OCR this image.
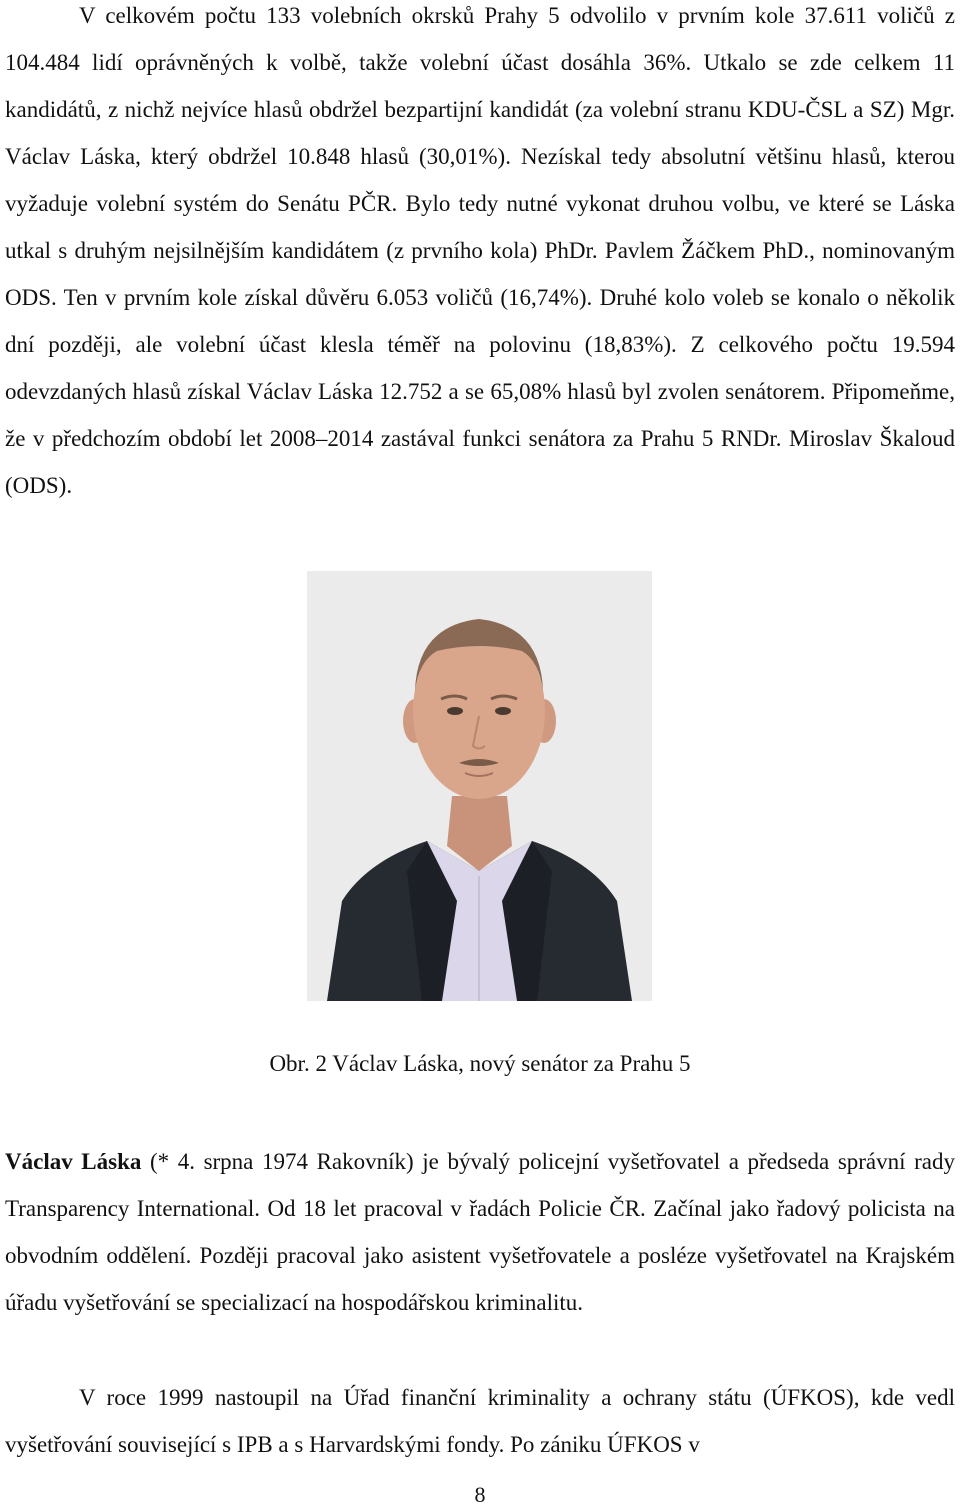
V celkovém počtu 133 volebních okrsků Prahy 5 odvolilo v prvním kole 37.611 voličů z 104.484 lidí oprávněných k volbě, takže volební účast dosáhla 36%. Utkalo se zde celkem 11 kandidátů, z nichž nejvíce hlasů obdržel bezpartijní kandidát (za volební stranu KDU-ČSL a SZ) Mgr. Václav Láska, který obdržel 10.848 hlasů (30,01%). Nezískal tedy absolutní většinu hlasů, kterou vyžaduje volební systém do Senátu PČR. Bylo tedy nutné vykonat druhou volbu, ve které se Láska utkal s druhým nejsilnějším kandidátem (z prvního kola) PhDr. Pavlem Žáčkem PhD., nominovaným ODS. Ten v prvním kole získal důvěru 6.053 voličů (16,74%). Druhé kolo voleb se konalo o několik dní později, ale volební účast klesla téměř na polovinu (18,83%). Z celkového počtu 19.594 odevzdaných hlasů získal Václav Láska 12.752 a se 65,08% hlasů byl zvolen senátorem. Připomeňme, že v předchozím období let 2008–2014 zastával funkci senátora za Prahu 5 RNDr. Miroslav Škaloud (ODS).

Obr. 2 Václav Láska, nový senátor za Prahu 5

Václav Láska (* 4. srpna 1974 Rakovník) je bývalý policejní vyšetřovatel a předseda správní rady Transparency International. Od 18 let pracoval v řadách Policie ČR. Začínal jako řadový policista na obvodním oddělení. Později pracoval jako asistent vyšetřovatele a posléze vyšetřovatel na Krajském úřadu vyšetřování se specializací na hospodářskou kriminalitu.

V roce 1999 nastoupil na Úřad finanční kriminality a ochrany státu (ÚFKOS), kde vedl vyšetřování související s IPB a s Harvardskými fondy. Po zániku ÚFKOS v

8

§

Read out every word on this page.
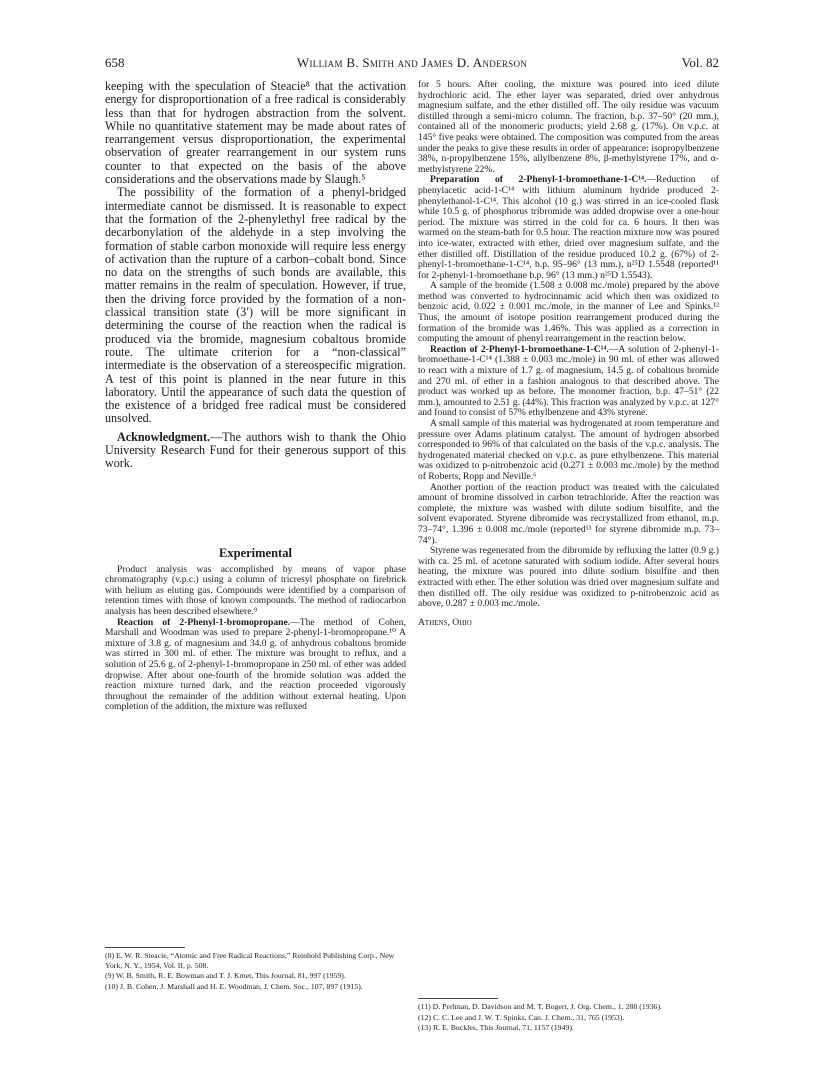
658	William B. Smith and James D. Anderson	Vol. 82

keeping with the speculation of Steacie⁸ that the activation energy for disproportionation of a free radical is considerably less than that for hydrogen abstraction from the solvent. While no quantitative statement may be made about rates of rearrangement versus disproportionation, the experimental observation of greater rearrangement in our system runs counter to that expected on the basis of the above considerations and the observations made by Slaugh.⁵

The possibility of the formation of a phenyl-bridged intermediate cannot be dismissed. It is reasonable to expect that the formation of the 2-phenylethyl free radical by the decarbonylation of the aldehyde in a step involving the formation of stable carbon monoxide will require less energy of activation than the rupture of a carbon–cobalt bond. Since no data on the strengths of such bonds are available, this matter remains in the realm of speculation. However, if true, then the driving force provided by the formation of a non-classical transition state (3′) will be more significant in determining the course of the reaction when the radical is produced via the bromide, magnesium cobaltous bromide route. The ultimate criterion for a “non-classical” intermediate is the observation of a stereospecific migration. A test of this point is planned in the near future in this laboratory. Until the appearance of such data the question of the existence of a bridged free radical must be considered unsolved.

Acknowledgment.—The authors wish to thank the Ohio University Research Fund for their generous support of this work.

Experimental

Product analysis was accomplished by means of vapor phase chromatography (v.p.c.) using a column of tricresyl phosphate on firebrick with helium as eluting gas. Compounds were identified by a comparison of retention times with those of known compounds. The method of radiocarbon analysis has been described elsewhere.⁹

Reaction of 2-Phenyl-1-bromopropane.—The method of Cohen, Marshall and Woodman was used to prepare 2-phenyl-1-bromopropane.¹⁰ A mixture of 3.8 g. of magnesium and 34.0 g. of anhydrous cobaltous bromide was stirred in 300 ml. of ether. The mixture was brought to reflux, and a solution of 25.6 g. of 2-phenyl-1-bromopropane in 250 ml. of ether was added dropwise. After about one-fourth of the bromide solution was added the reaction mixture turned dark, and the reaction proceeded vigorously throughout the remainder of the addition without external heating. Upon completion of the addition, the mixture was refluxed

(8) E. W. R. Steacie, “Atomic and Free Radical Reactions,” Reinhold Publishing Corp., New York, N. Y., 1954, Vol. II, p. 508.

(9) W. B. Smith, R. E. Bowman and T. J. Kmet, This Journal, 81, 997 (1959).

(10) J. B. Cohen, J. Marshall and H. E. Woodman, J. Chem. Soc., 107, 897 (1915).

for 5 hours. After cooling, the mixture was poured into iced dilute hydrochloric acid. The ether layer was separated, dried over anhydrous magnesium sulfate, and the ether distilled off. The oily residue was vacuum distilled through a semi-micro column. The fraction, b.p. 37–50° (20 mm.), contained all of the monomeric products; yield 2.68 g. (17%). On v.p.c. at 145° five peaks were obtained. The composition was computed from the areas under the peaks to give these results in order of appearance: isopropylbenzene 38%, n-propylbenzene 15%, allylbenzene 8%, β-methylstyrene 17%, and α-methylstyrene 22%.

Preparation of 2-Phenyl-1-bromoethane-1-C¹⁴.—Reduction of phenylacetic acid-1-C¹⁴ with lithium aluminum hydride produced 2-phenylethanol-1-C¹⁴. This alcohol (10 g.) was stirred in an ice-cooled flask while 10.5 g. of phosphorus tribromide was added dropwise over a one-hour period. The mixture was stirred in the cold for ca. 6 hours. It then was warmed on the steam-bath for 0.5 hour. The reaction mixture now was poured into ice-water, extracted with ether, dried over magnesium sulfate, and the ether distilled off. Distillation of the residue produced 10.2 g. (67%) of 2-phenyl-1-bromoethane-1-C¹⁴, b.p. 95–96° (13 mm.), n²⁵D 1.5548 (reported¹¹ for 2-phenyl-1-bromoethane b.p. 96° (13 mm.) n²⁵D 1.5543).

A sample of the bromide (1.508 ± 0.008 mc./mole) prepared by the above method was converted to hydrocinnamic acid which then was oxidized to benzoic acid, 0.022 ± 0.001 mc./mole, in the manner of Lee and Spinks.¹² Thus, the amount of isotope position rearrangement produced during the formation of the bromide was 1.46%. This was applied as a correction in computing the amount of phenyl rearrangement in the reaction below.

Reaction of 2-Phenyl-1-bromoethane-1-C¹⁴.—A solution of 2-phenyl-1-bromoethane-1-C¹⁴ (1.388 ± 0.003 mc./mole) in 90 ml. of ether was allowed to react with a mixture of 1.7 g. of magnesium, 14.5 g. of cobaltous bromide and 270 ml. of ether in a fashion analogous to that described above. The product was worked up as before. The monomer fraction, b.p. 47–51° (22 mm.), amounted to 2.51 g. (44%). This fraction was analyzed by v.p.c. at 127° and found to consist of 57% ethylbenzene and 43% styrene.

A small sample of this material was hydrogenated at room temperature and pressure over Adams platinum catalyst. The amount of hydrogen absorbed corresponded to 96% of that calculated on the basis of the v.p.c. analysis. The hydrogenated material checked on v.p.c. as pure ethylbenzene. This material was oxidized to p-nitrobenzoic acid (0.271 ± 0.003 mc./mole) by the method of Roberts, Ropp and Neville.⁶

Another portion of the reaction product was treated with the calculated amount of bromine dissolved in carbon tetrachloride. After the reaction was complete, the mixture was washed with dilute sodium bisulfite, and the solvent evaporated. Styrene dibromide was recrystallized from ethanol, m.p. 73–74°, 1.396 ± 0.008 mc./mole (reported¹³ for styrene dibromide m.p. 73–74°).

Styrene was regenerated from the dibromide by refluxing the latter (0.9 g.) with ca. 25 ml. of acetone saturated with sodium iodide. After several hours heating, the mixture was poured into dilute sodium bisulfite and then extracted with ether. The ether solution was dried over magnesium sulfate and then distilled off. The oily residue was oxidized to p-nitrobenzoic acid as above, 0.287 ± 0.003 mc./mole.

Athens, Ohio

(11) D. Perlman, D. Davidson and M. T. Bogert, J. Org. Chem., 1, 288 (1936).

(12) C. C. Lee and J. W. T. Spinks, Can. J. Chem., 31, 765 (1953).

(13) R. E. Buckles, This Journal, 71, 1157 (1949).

§

TASK DESCRIPTION
Identify every line holding the word "analysis" and copy it out.

RESULT OF THIS EXERCISE
Product analysis was accomplished by means of vapor phase chromatography (v.p.c.) using a column of tricresyl phosphate on firebrick with helium as eluting gas. Compounds were identified by a comparison of retention times with those of known compounds. The method of radiocarbon analysis has been described elsewhere.⁹
A small sample of this material was hydrogenated at room temperature and pressure over Adams platinum catalyst. The amount of hydrogen absorbed corresponded to 96% of that calculated on the basis of the v.p.c. analysis. The hydrogenated material checked on v.p.c. as pure ethylbenzene. This material was oxidized to p-nitrobenzoic acid (0.271 ± 0.003 mc./mole) by the method of Roberts, Ropp and Neville.⁶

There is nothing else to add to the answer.